>>>

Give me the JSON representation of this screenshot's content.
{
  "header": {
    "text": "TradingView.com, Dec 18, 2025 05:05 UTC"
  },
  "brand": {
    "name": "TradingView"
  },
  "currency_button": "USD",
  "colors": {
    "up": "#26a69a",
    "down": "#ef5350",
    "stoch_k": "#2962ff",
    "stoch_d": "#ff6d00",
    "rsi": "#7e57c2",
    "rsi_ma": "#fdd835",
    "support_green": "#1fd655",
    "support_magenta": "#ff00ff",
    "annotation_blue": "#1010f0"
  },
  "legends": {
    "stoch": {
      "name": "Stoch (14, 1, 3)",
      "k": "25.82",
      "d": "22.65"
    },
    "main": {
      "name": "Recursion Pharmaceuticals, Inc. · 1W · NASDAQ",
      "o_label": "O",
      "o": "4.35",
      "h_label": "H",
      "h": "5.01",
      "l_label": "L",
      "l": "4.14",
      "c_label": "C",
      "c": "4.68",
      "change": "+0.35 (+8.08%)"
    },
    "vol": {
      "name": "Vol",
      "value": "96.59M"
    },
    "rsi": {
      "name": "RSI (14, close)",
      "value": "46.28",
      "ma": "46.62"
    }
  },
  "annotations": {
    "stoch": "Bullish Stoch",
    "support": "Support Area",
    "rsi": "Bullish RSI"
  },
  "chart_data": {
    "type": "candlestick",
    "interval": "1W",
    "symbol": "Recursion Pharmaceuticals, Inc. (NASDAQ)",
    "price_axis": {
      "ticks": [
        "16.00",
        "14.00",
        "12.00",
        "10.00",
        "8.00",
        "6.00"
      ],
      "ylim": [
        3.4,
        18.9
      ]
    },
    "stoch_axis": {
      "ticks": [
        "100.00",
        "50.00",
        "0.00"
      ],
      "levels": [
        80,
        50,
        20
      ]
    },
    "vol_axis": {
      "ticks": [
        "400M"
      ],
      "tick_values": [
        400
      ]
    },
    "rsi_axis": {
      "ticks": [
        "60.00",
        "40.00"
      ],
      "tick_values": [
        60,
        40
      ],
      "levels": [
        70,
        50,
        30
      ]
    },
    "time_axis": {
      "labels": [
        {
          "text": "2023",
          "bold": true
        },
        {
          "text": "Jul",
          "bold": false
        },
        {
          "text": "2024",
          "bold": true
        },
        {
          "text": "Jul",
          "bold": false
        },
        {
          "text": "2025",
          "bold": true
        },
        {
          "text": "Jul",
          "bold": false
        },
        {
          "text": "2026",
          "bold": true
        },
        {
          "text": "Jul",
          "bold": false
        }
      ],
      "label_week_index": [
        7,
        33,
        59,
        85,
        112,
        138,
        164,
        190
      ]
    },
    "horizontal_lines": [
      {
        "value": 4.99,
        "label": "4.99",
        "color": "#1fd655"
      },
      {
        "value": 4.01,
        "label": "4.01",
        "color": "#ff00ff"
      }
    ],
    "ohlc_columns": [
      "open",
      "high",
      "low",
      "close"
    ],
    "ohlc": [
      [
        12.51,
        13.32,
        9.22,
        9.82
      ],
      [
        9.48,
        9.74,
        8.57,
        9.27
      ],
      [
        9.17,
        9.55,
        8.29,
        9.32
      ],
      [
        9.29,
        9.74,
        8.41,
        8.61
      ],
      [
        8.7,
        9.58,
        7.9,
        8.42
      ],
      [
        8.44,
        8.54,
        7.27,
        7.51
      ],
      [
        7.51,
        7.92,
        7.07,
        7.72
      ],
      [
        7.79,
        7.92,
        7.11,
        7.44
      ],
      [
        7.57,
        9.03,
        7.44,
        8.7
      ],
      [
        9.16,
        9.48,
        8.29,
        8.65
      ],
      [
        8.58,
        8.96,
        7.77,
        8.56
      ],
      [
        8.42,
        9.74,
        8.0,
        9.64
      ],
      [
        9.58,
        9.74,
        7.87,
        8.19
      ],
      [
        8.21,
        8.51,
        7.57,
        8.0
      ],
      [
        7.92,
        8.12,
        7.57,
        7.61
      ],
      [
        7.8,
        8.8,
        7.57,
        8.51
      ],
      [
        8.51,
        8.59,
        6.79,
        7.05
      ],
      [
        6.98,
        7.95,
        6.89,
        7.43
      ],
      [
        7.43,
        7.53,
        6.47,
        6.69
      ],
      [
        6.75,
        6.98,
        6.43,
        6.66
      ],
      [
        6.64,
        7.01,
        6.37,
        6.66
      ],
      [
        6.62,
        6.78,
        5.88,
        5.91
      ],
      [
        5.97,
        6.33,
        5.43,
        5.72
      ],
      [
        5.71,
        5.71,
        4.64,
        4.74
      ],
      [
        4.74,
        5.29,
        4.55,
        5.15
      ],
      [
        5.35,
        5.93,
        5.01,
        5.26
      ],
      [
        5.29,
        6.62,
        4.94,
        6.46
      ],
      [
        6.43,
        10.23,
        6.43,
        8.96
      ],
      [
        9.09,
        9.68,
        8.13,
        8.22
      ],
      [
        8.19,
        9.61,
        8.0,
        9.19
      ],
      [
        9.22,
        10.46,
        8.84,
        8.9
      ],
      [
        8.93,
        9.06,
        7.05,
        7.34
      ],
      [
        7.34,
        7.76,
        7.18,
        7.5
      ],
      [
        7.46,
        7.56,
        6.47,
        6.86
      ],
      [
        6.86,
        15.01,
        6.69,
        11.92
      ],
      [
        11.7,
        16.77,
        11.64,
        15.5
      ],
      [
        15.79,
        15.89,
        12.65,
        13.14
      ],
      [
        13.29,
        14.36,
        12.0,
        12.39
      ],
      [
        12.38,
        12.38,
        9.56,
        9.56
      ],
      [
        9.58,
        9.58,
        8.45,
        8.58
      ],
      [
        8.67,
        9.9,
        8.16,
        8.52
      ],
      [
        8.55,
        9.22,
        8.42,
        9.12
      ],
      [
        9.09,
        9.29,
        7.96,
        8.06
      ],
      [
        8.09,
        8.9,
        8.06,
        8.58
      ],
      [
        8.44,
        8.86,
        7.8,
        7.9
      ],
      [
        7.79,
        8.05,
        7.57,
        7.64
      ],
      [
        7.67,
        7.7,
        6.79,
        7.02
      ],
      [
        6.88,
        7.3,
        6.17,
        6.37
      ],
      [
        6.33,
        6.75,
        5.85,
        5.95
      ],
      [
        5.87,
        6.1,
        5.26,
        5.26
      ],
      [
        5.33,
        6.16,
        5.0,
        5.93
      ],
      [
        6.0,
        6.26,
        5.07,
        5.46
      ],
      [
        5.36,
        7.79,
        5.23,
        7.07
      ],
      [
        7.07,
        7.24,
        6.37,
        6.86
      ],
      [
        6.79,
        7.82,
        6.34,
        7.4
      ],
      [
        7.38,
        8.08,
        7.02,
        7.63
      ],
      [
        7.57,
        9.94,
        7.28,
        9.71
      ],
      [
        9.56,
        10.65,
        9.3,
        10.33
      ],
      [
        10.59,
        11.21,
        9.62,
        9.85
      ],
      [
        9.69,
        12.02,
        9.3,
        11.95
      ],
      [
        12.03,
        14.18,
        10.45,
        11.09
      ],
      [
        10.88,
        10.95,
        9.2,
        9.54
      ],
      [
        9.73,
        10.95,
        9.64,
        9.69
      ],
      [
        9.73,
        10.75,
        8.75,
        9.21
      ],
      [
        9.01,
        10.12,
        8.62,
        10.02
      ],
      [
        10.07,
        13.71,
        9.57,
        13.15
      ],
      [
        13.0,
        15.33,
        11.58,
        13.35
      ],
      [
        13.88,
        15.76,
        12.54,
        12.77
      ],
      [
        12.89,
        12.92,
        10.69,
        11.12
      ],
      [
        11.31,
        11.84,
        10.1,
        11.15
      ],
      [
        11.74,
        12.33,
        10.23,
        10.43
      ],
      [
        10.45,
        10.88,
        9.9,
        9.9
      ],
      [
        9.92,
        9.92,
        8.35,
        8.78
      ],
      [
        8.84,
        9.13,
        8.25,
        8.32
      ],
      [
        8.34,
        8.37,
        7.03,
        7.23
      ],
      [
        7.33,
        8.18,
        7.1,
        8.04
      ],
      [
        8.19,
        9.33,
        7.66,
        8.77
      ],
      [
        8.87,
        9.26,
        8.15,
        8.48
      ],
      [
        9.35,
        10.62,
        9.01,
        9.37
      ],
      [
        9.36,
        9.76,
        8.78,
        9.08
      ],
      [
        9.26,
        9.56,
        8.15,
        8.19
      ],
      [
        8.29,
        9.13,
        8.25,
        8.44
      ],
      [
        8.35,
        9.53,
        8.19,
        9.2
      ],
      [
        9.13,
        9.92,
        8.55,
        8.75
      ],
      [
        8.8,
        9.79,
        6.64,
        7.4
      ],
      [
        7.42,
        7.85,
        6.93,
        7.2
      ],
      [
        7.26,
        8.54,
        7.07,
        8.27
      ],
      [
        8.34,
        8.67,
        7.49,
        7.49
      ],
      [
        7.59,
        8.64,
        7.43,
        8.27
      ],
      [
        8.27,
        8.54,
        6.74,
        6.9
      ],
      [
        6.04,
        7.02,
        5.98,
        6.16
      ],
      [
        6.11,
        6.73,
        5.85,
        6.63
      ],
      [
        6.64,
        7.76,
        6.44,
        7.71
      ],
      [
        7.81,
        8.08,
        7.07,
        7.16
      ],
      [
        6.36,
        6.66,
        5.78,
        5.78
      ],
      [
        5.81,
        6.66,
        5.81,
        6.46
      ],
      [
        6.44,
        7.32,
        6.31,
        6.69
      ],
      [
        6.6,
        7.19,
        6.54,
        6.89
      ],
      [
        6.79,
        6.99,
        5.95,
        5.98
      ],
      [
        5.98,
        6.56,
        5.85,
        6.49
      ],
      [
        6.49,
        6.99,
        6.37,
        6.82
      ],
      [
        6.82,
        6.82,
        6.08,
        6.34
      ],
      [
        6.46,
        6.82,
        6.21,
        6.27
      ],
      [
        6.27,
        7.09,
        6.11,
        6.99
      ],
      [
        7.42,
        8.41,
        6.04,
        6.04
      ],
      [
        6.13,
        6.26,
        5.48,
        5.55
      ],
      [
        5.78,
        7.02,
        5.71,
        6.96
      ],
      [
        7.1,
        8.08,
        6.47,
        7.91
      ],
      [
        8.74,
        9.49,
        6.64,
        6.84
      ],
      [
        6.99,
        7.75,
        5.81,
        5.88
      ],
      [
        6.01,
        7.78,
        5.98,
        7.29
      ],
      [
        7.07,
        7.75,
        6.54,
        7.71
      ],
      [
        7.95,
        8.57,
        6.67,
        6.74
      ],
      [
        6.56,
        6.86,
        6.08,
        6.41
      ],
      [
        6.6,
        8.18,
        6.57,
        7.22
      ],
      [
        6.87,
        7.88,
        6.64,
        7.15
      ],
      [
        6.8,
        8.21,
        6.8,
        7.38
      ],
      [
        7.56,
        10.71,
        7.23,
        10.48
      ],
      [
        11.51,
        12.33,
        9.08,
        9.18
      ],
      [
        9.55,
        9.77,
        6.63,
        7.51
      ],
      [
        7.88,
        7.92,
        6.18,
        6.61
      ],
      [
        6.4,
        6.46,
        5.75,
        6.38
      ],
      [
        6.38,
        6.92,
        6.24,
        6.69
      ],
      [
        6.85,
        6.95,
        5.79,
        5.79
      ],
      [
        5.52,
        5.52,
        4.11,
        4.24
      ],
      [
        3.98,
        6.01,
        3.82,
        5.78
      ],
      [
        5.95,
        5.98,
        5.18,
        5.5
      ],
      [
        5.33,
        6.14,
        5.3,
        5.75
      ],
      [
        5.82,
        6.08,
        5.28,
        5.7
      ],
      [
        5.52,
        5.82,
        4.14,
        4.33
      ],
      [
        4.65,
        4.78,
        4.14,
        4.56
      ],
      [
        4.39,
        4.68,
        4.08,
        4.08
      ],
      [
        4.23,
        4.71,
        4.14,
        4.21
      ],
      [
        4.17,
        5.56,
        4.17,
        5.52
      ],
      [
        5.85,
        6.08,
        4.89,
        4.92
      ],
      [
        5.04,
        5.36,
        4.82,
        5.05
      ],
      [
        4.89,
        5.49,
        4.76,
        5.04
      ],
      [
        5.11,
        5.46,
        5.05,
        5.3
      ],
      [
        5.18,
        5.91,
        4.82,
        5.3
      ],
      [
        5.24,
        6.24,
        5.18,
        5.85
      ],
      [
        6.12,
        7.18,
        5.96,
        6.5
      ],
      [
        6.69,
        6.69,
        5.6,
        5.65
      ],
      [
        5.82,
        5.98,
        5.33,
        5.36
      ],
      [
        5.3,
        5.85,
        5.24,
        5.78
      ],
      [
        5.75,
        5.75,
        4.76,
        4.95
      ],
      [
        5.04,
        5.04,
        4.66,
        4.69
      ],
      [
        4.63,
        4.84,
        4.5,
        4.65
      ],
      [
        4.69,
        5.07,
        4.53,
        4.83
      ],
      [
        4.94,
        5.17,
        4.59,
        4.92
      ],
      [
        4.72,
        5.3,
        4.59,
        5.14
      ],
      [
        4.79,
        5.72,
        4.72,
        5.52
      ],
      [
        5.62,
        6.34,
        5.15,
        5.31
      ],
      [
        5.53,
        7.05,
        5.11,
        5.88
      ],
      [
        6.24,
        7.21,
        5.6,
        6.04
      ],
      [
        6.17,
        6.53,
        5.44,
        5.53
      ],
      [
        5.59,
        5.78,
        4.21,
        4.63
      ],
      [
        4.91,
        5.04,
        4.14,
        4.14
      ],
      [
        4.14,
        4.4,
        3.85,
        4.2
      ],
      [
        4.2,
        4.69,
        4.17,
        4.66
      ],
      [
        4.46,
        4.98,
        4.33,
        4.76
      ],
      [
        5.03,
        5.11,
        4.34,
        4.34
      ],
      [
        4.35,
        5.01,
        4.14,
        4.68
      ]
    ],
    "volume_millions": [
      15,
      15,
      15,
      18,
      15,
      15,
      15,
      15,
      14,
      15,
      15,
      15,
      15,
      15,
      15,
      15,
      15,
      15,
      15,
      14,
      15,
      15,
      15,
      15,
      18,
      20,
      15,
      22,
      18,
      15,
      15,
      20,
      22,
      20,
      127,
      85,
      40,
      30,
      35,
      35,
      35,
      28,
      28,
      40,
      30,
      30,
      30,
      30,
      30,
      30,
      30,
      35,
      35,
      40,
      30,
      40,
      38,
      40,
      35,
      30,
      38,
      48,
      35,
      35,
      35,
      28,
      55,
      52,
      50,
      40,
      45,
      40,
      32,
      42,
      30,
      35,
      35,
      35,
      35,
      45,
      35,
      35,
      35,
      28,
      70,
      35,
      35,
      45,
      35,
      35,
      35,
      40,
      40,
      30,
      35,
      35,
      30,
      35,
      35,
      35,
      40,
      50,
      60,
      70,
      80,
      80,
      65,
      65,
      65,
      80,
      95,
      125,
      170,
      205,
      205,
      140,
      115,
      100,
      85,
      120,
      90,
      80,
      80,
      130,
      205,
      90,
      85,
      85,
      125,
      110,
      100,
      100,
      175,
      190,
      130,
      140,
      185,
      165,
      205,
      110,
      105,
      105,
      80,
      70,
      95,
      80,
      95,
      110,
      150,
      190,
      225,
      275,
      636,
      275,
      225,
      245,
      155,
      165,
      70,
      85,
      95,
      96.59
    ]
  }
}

<<<

■ **Short task**
Within the entries above, work out how many lines contain the word "Pharmaceuticals". The number alone is the answer.

■ **The reply**
2